Saved data entries:
------------------------------------------------------------

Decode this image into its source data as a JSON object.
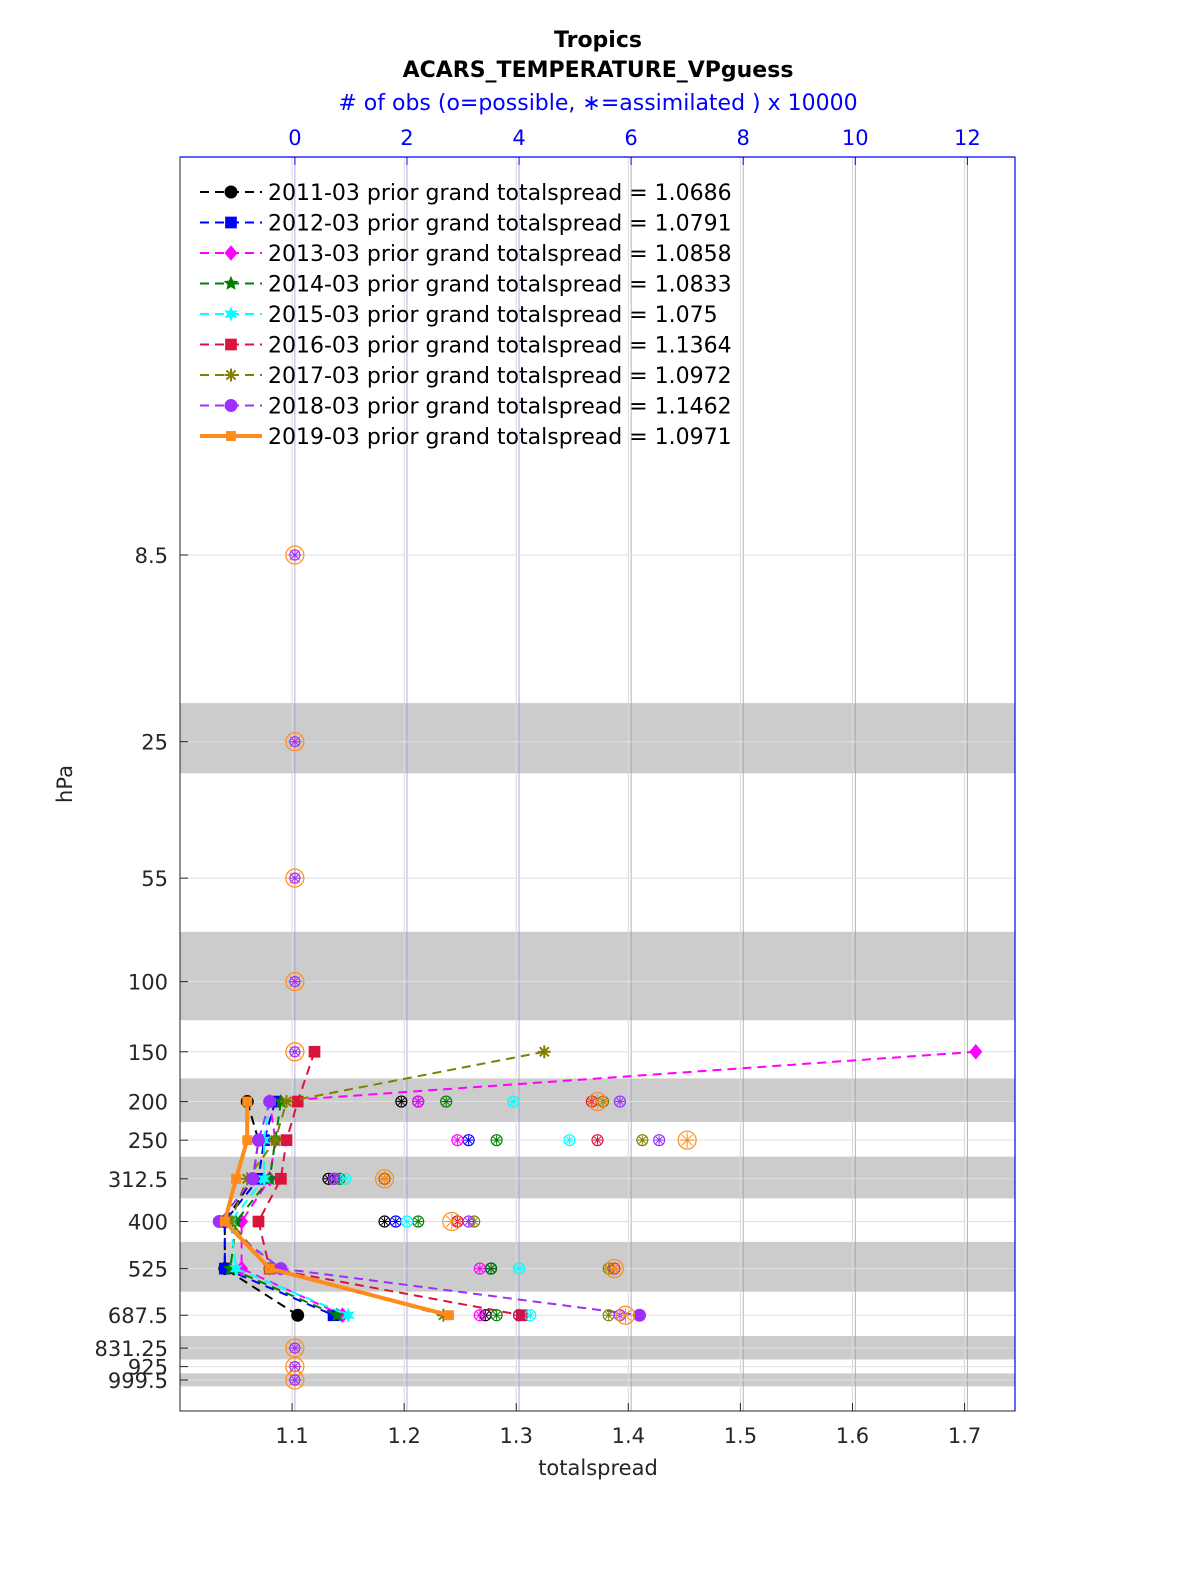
{
  "chart_data": {
    "type": "line",
    "title": "Tropics",
    "subtitle": "ACARS_TEMPERATURE_VPguess",
    "top_axis_label": "# of obs (o=possible, ∗=assimilated ) x 10000",
    "xlabel": "totalspread",
    "ylabel": "hPa",
    "xlim": [
      1.0,
      1.745
    ],
    "x_ticks": [
      "1.1",
      "1.2",
      "1.3",
      "1.4",
      "1.5",
      "1.6",
      "1.7"
    ],
    "top_xlim": [
      -2.05,
      12.85
    ],
    "top_ticks": [
      "0",
      "2",
      "4",
      "6",
      "8",
      "10",
      "12"
    ],
    "levels": [
      8.5,
      25,
      55,
      100,
      150,
      200,
      250,
      312.5,
      400,
      525,
      687.5,
      831.25,
      925,
      999.5
    ],
    "level_labels": [
      "8.5",
      "25",
      "55",
      "100",
      "150",
      "200",
      "250",
      "312.5",
      "400",
      "525",
      "687.5",
      "831.25",
      "925",
      "999.5"
    ],
    "shaded_bands": [
      [
        20,
        30
      ],
      [
        75,
        125
      ],
      [
        175,
        225
      ],
      [
        275,
        350
      ],
      [
        450,
        600
      ],
      [
        775,
        887.5
      ],
      [
        962,
        1037
      ]
    ],
    "legend_position": "top-left",
    "series": [
      {
        "name": "2011-03 prior grand totalspread = 1.0686",
        "color": "#000000",
        "style": "dashed",
        "marker": "circle",
        "levels": [
          200,
          250,
          312.5,
          400,
          525,
          687.5
        ],
        "values": [
          1.06,
          1.07,
          1.065,
          1.04,
          1.04,
          1.105
        ],
        "obs_levels": [
          200,
          312.5,
          400,
          525,
          687.5
        ],
        "obs_counts": [
          1.9,
          0.6,
          1.6,
          3.5,
          3.4
        ]
      },
      {
        "name": "2012-03 prior grand totalspread = 1.0791",
        "color": "#0000ff",
        "style": "dashed",
        "marker": "square",
        "levels": [
          200,
          250,
          312.5,
          400,
          525,
          687.5
        ],
        "values": [
          1.085,
          1.075,
          1.07,
          1.04,
          1.04,
          1.137
        ],
        "obs_levels": [
          200,
          250,
          312.5,
          400,
          525,
          687.5
        ],
        "obs_counts": [
          2.2,
          3.1,
          0.7,
          1.8,
          3.5,
          4.0
        ]
      },
      {
        "name": "2013-03 prior grand totalspread = 1.0858",
        "color": "#ff00ff",
        "style": "dashed",
        "marker": "diamond",
        "levels": [
          150,
          200,
          250,
          312.5,
          400,
          525,
          687.5
        ],
        "values": [
          1.71,
          1.08,
          1.085,
          1.08,
          1.055,
          1.055,
          1.145
        ],
        "obs_levels": [
          200,
          250,
          312.5,
          400,
          525,
          687.5
        ],
        "obs_counts": [
          2.2,
          2.9,
          0.7,
          2.9,
          3.3,
          3.3
        ]
      },
      {
        "name": "2014-03 prior grand totalspread = 1.0833",
        "color": "#008000",
        "style": "dashed",
        "marker": "star",
        "levels": [
          200,
          250,
          312.5,
          400,
          525,
          687.5
        ],
        "values": [
          1.09,
          1.085,
          1.08,
          1.05,
          1.045,
          1.14
        ],
        "obs_levels": [
          200,
          250,
          312.5,
          400,
          525,
          687.5
        ],
        "obs_counts": [
          2.7,
          3.6,
          0.8,
          2.2,
          3.5,
          3.6
        ]
      },
      {
        "name": "2015-03 prior grand totalspread = 1.075",
        "color": "#00ffff",
        "style": "dashed",
        "marker": "hexagram",
        "levels": [
          200,
          250,
          312.5,
          400,
          525,
          687.5
        ],
        "values": [
          1.08,
          1.075,
          1.075,
          1.045,
          1.05,
          1.15
        ],
        "obs_levels": [
          200,
          250,
          312.5,
          400,
          525,
          687.5
        ],
        "obs_counts": [
          3.9,
          4.9,
          0.9,
          2.0,
          4.0,
          4.2
        ]
      },
      {
        "name": "2016-03 prior grand totalspread = 1.1364",
        "color": "#dc143c",
        "style": "dashed",
        "marker": "square",
        "levels": [
          150,
          200,
          250,
          312.5,
          400,
          525,
          687.5
        ],
        "values": [
          1.12,
          1.105,
          1.095,
          1.09,
          1.07,
          1.08,
          1.305
        ],
        "obs_levels": [
          200,
          250,
          312.5,
          400,
          525,
          687.5
        ],
        "obs_counts": [
          5.3,
          5.4,
          1.6,
          2.9,
          5.7,
          4.0
        ]
      },
      {
        "name": "2017-03 prior grand totalspread = 1.0972",
        "color": "#808000",
        "style": "dashed",
        "marker": "asterisk",
        "levels": [
          150,
          200,
          250,
          312.5,
          400,
          525,
          687.5
        ],
        "values": [
          1.325,
          1.095,
          1.085,
          1.06,
          1.045,
          1.08,
          1.235
        ],
        "obs_levels": [
          200,
          250,
          312.5,
          400,
          525,
          687.5
        ],
        "obs_counts": [
          5.5,
          6.2,
          1.6,
          3.2,
          5.6,
          5.6
        ]
      },
      {
        "name": "2018-03 prior grand totalspread = 1.1462",
        "color": "#9b30ff",
        "style": "dashed",
        "marker": "circle",
        "levels": [
          200,
          250,
          312.5,
          400,
          525,
          687.5
        ],
        "values": [
          1.08,
          1.07,
          1.065,
          1.035,
          1.09,
          1.41
        ],
        "obs_levels": [
          200,
          250,
          312.5,
          400,
          525,
          687.5
        ],
        "obs_counts": [
          5.8,
          6.5,
          0.7,
          3.1,
          5.7,
          5.8
        ]
      },
      {
        "name": "2019-03 prior grand totalspread = 1.0971",
        "color": "#ff8c1a",
        "style": "solid",
        "marker": "square",
        "levels": [
          200,
          250,
          312.5,
          400,
          525,
          687.5
        ],
        "values": [
          1.06,
          1.06,
          1.05,
          1.04,
          1.08,
          1.24
        ],
        "obs_levels": [
          200,
          250,
          312.5,
          400,
          525,
          687.5
        ],
        "obs_counts": [
          5.4,
          7.0,
          1.6,
          2.8,
          5.7,
          5.9
        ]
      }
    ],
    "zero_obs_levels": [
      8.5,
      25,
      55,
      100,
      150,
      831.25,
      925,
      999.5
    ]
  }
}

------------------------------------------------------------

Problem requirements: Only the count is needed: the number of lines in the data that include the word "totalspread".

Right answer: 10